Problem statement: Search the listing below for the word "intensity" and copy each line that holds it.

Structured figure records:
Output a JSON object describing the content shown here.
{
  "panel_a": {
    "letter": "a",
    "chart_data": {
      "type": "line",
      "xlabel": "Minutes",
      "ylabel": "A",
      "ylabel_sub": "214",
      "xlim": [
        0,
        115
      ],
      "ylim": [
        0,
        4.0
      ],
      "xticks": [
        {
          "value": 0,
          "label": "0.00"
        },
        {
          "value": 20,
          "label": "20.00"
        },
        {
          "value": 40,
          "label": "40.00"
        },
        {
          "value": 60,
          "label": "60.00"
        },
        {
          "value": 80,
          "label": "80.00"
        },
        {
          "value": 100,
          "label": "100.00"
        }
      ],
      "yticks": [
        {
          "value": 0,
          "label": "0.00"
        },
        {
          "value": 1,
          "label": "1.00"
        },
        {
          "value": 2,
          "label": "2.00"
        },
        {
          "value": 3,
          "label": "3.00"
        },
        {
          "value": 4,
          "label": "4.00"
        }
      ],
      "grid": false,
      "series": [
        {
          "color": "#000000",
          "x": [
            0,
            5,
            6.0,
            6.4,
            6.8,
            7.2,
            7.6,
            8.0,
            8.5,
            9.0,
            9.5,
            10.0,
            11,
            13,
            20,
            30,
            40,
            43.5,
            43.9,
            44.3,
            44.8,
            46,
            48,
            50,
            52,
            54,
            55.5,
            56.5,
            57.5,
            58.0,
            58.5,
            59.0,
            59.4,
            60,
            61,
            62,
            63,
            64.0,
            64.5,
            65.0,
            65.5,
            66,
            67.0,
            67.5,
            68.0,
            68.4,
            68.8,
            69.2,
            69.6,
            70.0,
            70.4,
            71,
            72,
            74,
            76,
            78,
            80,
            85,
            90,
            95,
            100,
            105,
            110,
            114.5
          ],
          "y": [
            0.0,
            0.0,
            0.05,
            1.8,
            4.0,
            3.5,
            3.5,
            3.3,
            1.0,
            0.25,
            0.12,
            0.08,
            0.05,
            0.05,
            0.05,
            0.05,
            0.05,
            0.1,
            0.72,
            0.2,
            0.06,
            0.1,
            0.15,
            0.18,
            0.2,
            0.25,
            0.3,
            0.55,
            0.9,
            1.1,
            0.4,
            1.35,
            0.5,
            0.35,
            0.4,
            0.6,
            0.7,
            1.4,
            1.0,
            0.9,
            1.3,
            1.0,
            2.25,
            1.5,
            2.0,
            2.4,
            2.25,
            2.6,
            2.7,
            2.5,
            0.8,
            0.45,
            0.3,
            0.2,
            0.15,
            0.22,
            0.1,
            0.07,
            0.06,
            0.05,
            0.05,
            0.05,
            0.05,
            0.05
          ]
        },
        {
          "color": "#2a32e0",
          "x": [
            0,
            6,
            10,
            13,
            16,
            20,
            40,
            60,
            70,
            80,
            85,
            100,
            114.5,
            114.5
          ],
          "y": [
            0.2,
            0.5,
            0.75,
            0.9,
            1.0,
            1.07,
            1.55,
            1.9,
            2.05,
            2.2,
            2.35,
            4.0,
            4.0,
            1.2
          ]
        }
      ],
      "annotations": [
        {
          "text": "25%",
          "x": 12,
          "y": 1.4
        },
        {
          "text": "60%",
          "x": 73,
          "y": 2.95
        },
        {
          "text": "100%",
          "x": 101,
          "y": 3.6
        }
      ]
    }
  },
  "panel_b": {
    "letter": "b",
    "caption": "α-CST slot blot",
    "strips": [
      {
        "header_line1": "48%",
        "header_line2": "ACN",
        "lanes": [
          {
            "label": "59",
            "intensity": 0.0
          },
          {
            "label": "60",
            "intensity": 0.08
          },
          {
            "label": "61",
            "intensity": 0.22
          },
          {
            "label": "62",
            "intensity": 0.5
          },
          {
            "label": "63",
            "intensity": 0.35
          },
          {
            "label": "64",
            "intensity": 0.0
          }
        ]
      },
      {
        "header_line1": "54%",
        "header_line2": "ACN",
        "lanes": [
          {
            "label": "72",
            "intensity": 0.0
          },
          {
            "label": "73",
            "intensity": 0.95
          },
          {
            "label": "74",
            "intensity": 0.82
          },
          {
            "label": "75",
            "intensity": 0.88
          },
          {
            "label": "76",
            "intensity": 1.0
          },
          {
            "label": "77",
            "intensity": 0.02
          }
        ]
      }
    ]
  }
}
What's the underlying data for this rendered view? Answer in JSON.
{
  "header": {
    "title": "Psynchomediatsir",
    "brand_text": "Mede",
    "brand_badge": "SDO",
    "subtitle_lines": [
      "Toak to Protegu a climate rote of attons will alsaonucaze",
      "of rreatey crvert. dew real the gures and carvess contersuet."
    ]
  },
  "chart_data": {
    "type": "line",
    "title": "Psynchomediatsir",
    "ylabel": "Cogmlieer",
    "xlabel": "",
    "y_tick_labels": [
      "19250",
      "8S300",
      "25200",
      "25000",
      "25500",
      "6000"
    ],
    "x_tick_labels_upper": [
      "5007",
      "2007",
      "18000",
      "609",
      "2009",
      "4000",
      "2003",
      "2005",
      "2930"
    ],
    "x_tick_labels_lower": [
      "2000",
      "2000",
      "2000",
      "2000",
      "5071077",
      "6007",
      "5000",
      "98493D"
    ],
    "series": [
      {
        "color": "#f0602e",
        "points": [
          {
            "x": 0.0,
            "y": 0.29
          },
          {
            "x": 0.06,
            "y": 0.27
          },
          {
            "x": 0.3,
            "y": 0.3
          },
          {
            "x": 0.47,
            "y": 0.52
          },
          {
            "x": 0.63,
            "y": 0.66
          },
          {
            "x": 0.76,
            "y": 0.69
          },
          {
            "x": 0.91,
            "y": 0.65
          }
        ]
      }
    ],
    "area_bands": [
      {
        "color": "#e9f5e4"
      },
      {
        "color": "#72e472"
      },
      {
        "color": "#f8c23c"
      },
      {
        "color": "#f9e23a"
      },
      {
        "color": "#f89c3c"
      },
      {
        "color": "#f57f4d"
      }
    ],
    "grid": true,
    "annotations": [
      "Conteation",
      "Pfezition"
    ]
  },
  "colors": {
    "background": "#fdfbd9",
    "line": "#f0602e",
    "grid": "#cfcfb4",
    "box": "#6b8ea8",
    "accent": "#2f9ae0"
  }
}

Answer to the problem:
            "intensity": 0.0
            "intensity": 0.08
            "intensity": 0.22
            "intensity": 0.5
            "intensity": 0.35
            "intensity": 0.0
            "intensity": 0.0
            "intensity": 0.95
            "intensity": 0.82
            "intensity": 0.88
            "intensity": 1.0
            "intensity": 0.02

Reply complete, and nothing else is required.